__Exercise objective__
Transcribe all the entries word for word, skipping the pictures.

__Material provided__
-- START --

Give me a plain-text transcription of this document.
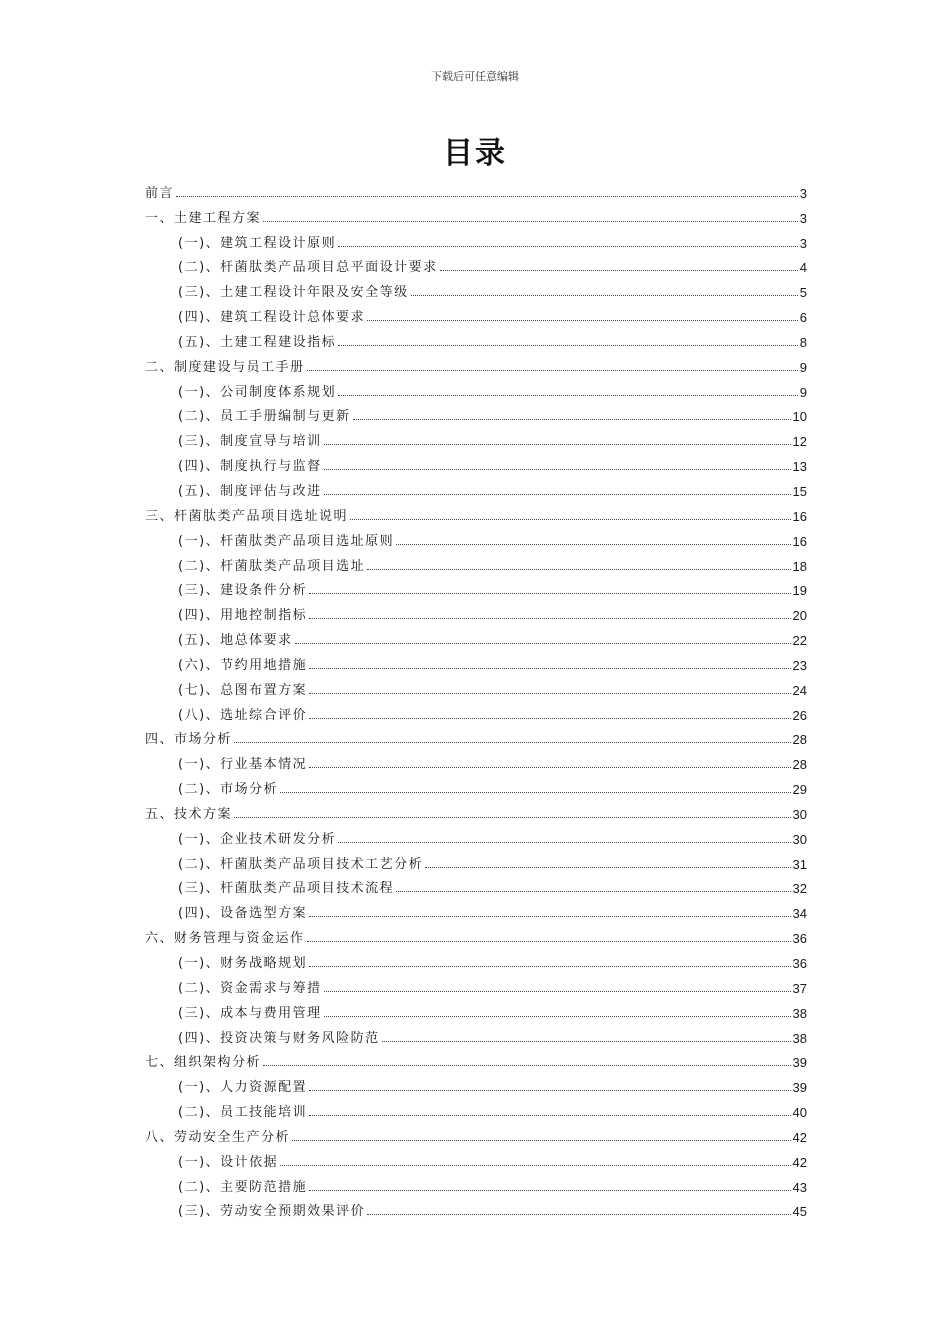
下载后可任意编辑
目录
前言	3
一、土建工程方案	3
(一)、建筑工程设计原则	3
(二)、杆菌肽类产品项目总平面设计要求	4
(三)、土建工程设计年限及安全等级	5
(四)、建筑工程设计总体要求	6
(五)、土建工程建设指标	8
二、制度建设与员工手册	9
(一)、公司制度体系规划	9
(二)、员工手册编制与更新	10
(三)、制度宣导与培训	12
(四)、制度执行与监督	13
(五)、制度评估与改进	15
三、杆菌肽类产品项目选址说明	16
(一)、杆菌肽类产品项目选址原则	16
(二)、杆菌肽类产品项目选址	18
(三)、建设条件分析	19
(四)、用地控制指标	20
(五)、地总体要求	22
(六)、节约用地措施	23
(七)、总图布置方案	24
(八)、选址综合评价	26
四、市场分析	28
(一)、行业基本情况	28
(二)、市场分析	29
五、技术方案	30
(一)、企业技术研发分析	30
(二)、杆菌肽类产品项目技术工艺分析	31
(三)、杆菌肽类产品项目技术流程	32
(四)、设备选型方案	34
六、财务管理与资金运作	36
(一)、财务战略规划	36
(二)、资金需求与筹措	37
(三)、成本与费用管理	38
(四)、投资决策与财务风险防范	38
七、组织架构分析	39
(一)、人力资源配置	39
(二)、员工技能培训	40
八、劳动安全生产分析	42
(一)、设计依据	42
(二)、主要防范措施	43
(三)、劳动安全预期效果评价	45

-- END --

__Solution__
Give me a plain-text transcription of this document.
下载后可任意编辑
目录
前言	3
一、土建工程方案	3
(一)、建筑工程设计原则	3
(二)、杆菌肽类产品项目总平面设计要求	4
(三)、土建工程设计年限及安全等级	5
(四)、建筑工程设计总体要求	6
(五)、土建工程建设指标	8
二、制度建设与员工手册	9
(一)、公司制度体系规划	9
(二)、员工手册编制与更新	10
(三)、制度宣导与培训	12
(四)、制度执行与监督	13
(五)、制度评估与改进	15
三、杆菌肽类产品项目选址说明	16
(一)、杆菌肽类产品项目选址原则	16
(二)、杆菌肽类产品项目选址	18
(三)、建设条件分析	19
(四)、用地控制指标	20
(五)、地总体要求	22
(六)、节约用地措施	23
(七)、总图布置方案	24
(八)、选址综合评价	26
四、市场分析	28
(一)、行业基本情况	28
(二)、市场分析	29
五、技术方案	30
(一)、企业技术研发分析	30
(二)、杆菌肽类产品项目技术工艺分析	31
(三)、杆菌肽类产品项目技术流程	32
(四)、设备选型方案	34
六、财务管理与资金运作	36
(一)、财务战略规划	36
(二)、资金需求与筹措	37
(三)、成本与费用管理	38
(四)、投资决策与财务风险防范	38
七、组织架构分析	39
(一)、人力资源配置	39
(二)、员工技能培训	40
八、劳动安全生产分析	42
(一)、设计依据	42
(二)、主要防范措施	43
(三)、劳动安全预期效果评价	45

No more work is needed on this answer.